## BEGIN Source material

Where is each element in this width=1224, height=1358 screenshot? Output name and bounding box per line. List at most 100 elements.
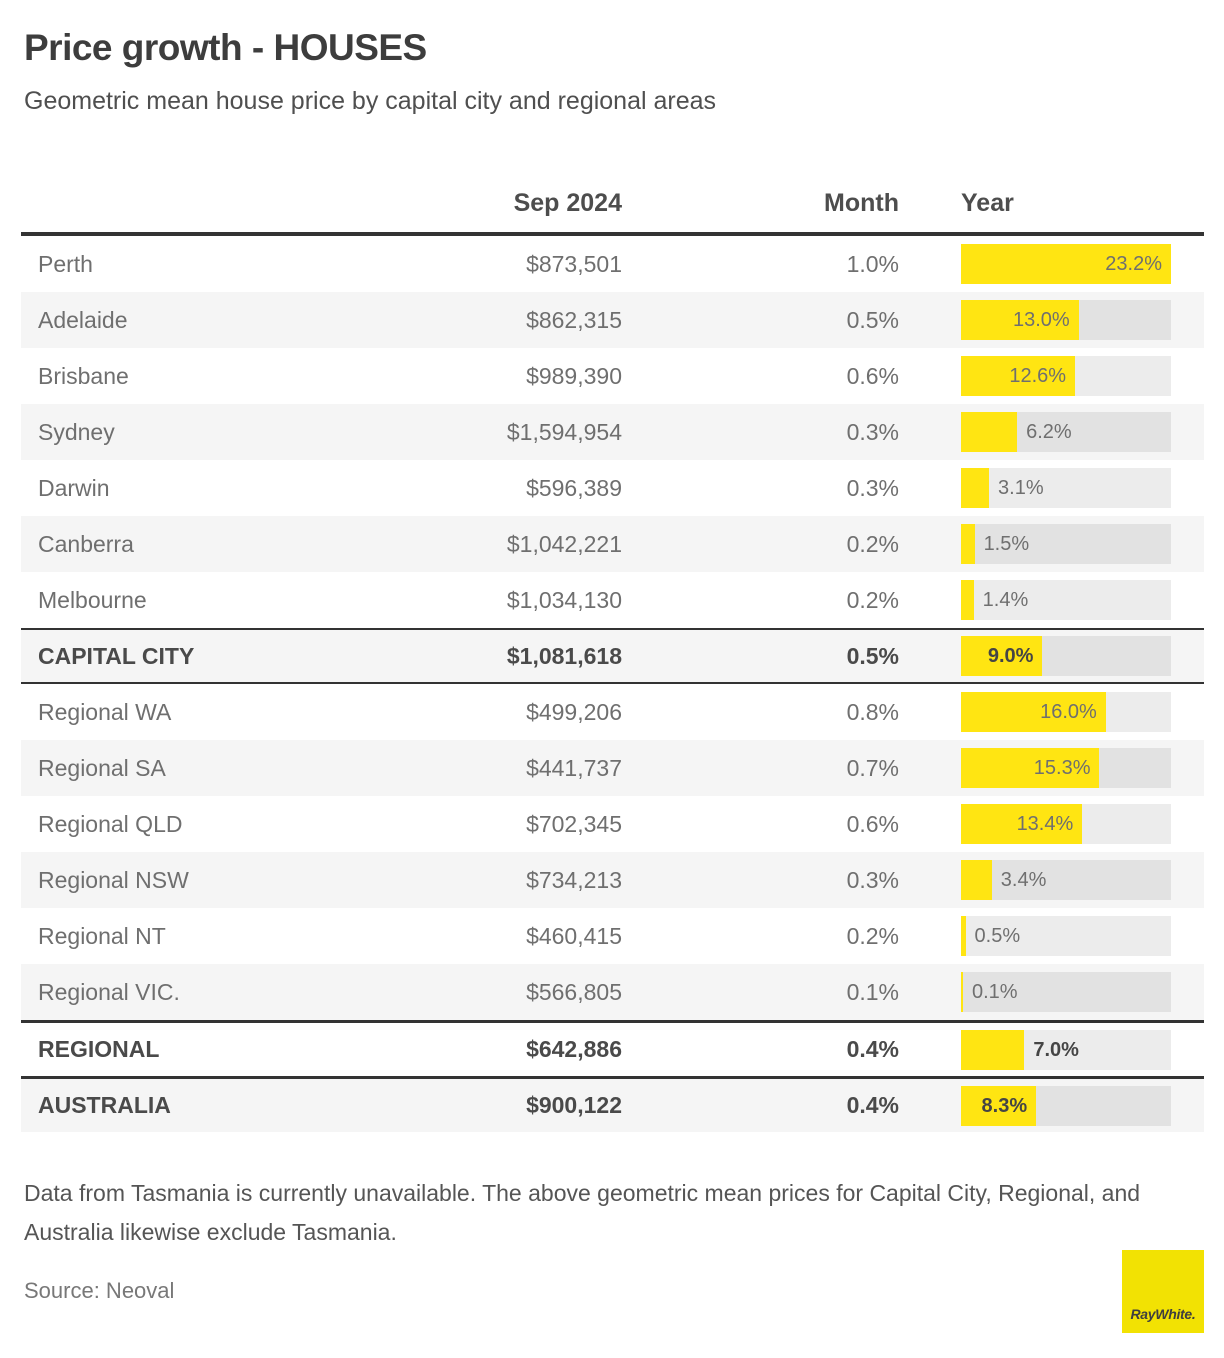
- year-bar-track: 9.0%: [961, 636, 1171, 676]
- year-bar-track: 13.4%: [961, 804, 1171, 844]
- year-bar-fill: [961, 468, 990, 508]
- price-value: $989,390: [526, 362, 622, 389]
- column-header-month: Month: [824, 189, 899, 217]
- row-label: Regional NT: [38, 922, 166, 949]
- price-value: $566,805: [526, 978, 622, 1005]
- row-label: Regional NSW: [38, 866, 189, 893]
- month-change-value: 0.2%: [846, 586, 899, 613]
- year-bar-cell: 7.0%: [961, 1029, 1171, 1070]
- year-bar-cell: 9.0%: [961, 636, 1171, 676]
- year-bar-label: 9.0%: [987, 645, 1034, 667]
- row-label: Regional QLD: [38, 810, 183, 837]
- month-change-value: 0.5%: [846, 642, 899, 669]
- month-change-value: 0.7%: [846, 754, 899, 781]
- table-body: Perth $873,501 1.0% 23.2% Adelaide $862,315 0.…: [21, 236, 1204, 1132]
- year-bar-label: 3.1%: [998, 477, 1044, 499]
- raywhite-logo: RayWhite.: [1122, 1250, 1204, 1333]
- month-change-value: 0.4%: [846, 1092, 899, 1118]
- year-bar-fill: [961, 860, 992, 900]
- column-header-year: Year: [961, 189, 1014, 217]
- year-bar-cell: 0.5%: [961, 916, 1171, 956]
- table-row: Regional WA $499,206 0.8% 16.0%: [21, 684, 1204, 740]
- year-bar-label: 1.4%: [982, 589, 1029, 611]
- year-bar-cell: 8.3%: [961, 1085, 1171, 1126]
- year-bar-track: 3.1%: [961, 468, 1171, 508]
- year-bar-track: 16.0%: [961, 692, 1171, 732]
- year-bar-cell: 1.5%: [961, 524, 1171, 564]
- table-row: Perth $873,501 1.0% 23.2%: [21, 236, 1204, 292]
- year-bar-label: 23.2%: [1105, 253, 1162, 275]
- price-value: $1,594,954: [506, 418, 622, 445]
- year-bar-track: 23.2%: [961, 244, 1171, 284]
- year-bar-fill: [961, 524, 975, 564]
- table-row: CAPITAL CITY $1,081,618 0.5% 9.0%: [21, 628, 1204, 684]
- price-value: $460,415: [526, 922, 622, 949]
- year-bar-cell: 6.2%: [961, 412, 1171, 452]
- month-change-value: 0.5%: [846, 306, 899, 333]
- year-bar-track: 3.4%: [961, 860, 1171, 900]
- year-bar-label: 7.0%: [1033, 1038, 1079, 1061]
- row-label: Perth: [38, 250, 93, 277]
- row-label: CAPITAL CITY: [38, 642, 195, 669]
- table-row: Regional QLD $702,345 0.6% 13.4%: [21, 796, 1204, 852]
- year-bar-cell: 1.4%: [961, 580, 1171, 620]
- year-bar-label: 8.3%: [981, 1094, 1028, 1117]
- month-change-value: 0.6%: [846, 362, 899, 389]
- year-bar-fill: [961, 692, 1106, 732]
- year-bar-cell: 13.4%: [961, 804, 1171, 844]
- year-bar-label: 13.4%: [1016, 813, 1074, 835]
- price-value: $441,737: [526, 754, 622, 781]
- year-bar-track: 1.4%: [961, 580, 1171, 620]
- price-table: Sep 2024 Month Year Perth $873,501 1.0% 23.…: [21, 172, 1204, 1132]
- month-change-value: 0.2%: [846, 530, 899, 557]
- column-header-period: Sep 2024: [513, 189, 622, 217]
- month-change-value: 0.2%: [846, 922, 899, 949]
- table-row: Sydney $1,594,954 0.3% 6.2%: [21, 404, 1204, 460]
- row-label: Regional SA: [38, 754, 166, 781]
- table-header-row: Sep 2024 Month Year: [21, 172, 1204, 236]
- source-label: Source: Neoval: [24, 1278, 175, 1303]
- year-bar-track: 15.3%: [961, 748, 1171, 788]
- price-value: $1,042,221: [506, 530, 622, 557]
- page-title: Price growth - HOUSES: [24, 27, 427, 68]
- row-label: Melbourne: [38, 586, 147, 613]
- year-bar-track: 13.0%: [961, 300, 1171, 340]
- month-change-value: 0.1%: [846, 978, 899, 1005]
- table-row: REGIONAL $642,886 0.4% 7.0%: [21, 1020, 1204, 1076]
- year-bar-label: 0.5%: [974, 925, 1021, 947]
- month-change-value: 0.3%: [846, 866, 899, 893]
- price-value: $862,315: [526, 306, 622, 333]
- year-bar-track: 8.3%: [961, 1085, 1171, 1126]
- price-value: $642,886: [526, 1036, 622, 1062]
- price-value: $900,122: [526, 1092, 622, 1118]
- price-value: $1,081,618: [506, 642, 622, 669]
- year-bar-fill: [961, 1085, 1037, 1126]
- year-bar-label: 1.5%: [983, 533, 1030, 555]
- year-bar-cell: 12.6%: [961, 356, 1171, 396]
- price-value: $873,501: [526, 250, 622, 277]
- row-label: AUSTRALIA: [38, 1092, 171, 1118]
- table-row: Adelaide $862,315 0.5% 13.0%: [21, 292, 1204, 348]
- month-change-value: 0.8%: [846, 698, 899, 725]
- row-label: Regional WA: [38, 698, 172, 725]
- row-label: Canberra: [38, 530, 134, 557]
- year-bar-cell: 13.0%: [961, 300, 1171, 340]
- year-bar-fill: [961, 916, 966, 956]
- footnote-text: Data from Tasmania is currently unavaila…: [24, 1180, 1141, 1245]
- raywhite-logo-text: RayWhite.: [1130, 1306, 1196, 1322]
- year-bar-fill: [961, 356, 1076, 396]
- table-row: Brisbane $989,390 0.6% 12.6%: [21, 348, 1204, 404]
- year-bar-track: 12.6%: [961, 356, 1171, 396]
- year-bar-label: 0.1%: [972, 981, 1018, 1003]
- price-value: $1,034,130: [506, 586, 622, 613]
- month-change-value: 0.3%: [846, 474, 899, 501]
- year-bar-cell: 3.1%: [961, 468, 1171, 508]
- year-bar-track: 6.2%: [961, 412, 1171, 452]
- row-label: Adelaide: [38, 306, 128, 333]
- year-bar-label: 6.2%: [1026, 421, 1072, 443]
- month-change-value: 1.0%: [846, 250, 899, 277]
- year-bar-label: 13.0%: [1012, 309, 1070, 331]
- row-label: Sydney: [38, 418, 115, 445]
- row-label: Regional VIC.: [38, 978, 180, 1005]
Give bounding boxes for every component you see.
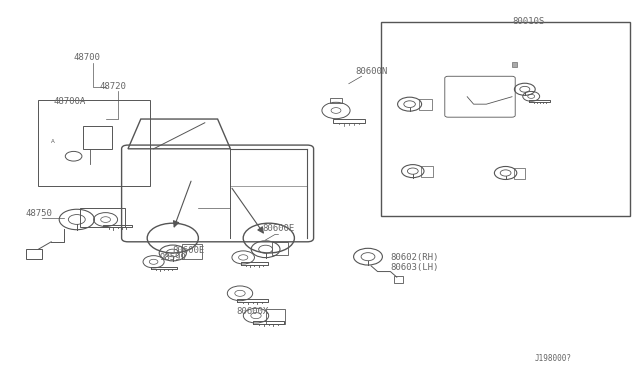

## END Source material

## Your goal
Substitute "region-label" for "row-label" in the stretch of lines from the one containing "- year-bar-track: 9.0%: [961, 636, 1171, 676]" through the one containing "- row-label: Regional QLD: [38, 810, 183, 837]", leaving everything else unchanged. Return only those lines.

## Response
- year-bar-track: 9.0%: [961, 636, 1171, 676]
- year-bar-track: 13.4%: [961, 804, 1171, 844]
- year-bar-fill: [961, 468, 990, 508]
- price-value: $989,390: [526, 362, 622, 389]
- column-header-month: Month: [824, 189, 899, 217]
- region-label: Regional NT: [38, 922, 166, 949]
- price-value: $566,805: [526, 978, 622, 1005]
- region-label: Regional NSW: [38, 866, 189, 893]
- month-change-value: 0.2%: [846, 586, 899, 613]
- year-bar-cell: 7.0%: [961, 1029, 1171, 1070]
- year-bar-cell: 9.0%: [961, 636, 1171, 676]
- year-bar-label: 9.0%: [987, 645, 1034, 667]
- region-label: Regional QLD: [38, 810, 183, 837]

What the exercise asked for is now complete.